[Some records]
______________________________
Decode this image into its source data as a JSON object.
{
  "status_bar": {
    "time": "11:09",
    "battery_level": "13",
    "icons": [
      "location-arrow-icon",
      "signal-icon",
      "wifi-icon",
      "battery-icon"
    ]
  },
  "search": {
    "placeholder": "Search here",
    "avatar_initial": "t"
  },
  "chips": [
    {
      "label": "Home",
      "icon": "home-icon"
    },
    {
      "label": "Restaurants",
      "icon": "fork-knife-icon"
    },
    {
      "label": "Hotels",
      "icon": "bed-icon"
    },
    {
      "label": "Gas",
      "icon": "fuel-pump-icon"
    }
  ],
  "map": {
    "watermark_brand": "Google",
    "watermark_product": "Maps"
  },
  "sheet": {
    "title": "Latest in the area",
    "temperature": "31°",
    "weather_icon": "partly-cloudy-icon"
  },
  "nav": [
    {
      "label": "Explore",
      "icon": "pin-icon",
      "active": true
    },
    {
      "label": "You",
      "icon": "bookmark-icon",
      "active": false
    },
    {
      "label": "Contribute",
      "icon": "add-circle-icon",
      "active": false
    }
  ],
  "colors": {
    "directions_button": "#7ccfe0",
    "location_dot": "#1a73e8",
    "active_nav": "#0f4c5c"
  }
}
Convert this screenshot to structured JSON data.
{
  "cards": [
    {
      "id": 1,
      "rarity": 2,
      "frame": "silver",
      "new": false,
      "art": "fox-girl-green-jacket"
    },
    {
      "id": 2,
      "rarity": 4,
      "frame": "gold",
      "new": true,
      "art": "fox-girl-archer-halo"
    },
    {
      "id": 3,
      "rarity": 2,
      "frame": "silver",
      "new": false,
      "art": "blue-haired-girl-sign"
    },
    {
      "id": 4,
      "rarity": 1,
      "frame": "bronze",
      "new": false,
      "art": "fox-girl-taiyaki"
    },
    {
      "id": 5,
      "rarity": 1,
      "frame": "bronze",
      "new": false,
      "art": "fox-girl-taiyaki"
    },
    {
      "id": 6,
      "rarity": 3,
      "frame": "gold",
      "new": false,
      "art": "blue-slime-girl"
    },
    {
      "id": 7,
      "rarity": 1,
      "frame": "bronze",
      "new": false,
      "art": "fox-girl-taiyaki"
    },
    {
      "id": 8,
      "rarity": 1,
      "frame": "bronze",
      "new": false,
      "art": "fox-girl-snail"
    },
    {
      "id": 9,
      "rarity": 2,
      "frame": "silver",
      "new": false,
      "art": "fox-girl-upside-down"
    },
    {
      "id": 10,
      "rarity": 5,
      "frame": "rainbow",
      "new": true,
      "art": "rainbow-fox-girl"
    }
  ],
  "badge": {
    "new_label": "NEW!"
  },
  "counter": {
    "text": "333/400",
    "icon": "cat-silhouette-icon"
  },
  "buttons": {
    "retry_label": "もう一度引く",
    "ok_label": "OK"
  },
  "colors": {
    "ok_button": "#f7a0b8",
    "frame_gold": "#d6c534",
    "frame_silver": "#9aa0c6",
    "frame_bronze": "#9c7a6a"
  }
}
______________________________
## Objective
Extract the listing in its entirety and repeat it exactly.

## Output of the exercise
Decode this image into its source data as a JSON object.
{
  "status_bar": {
    "time": "11:09",
    "battery_level": "13",
    "icons": [
      "location-arrow-icon",
      "signal-icon",
      "wifi-icon",
      "battery-icon"
    ]
  },
  "search": {
    "placeholder": "Search here",
    "avatar_initial": "t"
  },
  "chips": [
    {
      "label": "Home",
      "icon": "home-icon"
    },
    {
      "label": "Restaurants",
      "icon": "fork-knife-icon"
    },
    {
      "label": "Hotels",
      "icon": "bed-icon"
    },
    {
      "label": "Gas",
      "icon": "fuel-pump-icon"
    }
  ],
  "map": {
    "watermark_brand": "Google",
    "watermark_product": "Maps"
  },
  "sheet": {
    "title": "Latest in the area",
    "temperature": "31°",
    "weather_icon": "partly-cloudy-icon"
  },
  "nav": [
    {
      "label": "Explore",
      "icon": "pin-icon",
      "active": true
    },
    {
      "label": "You",
      "icon": "bookmark-icon",
      "active": false
    },
    {
      "label": "Contribute",
      "icon": "add-circle-icon",
      "active": false
    }
  ],
  "colors": {
    "directions_button": "#7ccfe0",
    "location_dot": "#1a73e8",
    "active_nav": "#0f4c5c"
  }
}
Convert this screenshot to structured JSON data.
{
  "cards": [
    {
      "id": 1,
      "rarity": 2,
      "frame": "silver",
      "new": false,
      "art": "fox-girl-green-jacket"
    },
    {
      "id": 2,
      "rarity": 4,
      "frame": "gold",
      "new": true,
      "art": "fox-girl-archer-halo"
    },
    {
      "id": 3,
      "rarity": 2,
      "frame": "silver",
      "new": false,
      "art": "blue-haired-girl-sign"
    },
    {
      "id": 4,
      "rarity": 1,
      "frame": "bronze",
      "new": false,
      "art": "fox-girl-taiyaki"
    },
    {
      "id": 5,
      "rarity": 1,
      "frame": "bronze",
      "new": false,
      "art": "fox-girl-taiyaki"
    },
    {
      "id": 6,
      "rarity": 3,
      "frame": "gold",
      "new": false,
      "art": "blue-slime-girl"
    },
    {
      "id": 7,
      "rarity": 1,
      "frame": "bronze",
      "new": false,
      "art": "fox-girl-taiyaki"
    },
    {
      "id": 8,
      "rarity": 1,
      "frame": "bronze",
      "new": false,
      "art": "fox-girl-snail"
    },
    {
      "id": 9,
      "rarity": 2,
      "frame": "silver",
      "new": false,
      "art": "fox-girl-upside-down"
    },
    {
      "id": 10,
      "rarity": 5,
      "frame": "rainbow",
      "new": true,
      "art": "rainbow-fox-girl"
    }
  ],
  "badge": {
    "new_label": "NEW!"
  },
  "counter": {
    "text": "333/400",
    "icon": "cat-silhouette-icon"
  },
  "buttons": {
    "retry_label": "もう一度引く",
    "ok_label": "OK"
  },
  "colors": {
    "ok_button": "#f7a0b8",
    "frame_gold": "#d6c534",
    "frame_silver": "#9aa0c6",
    "frame_bronze": "#9c7a6a"
  }
}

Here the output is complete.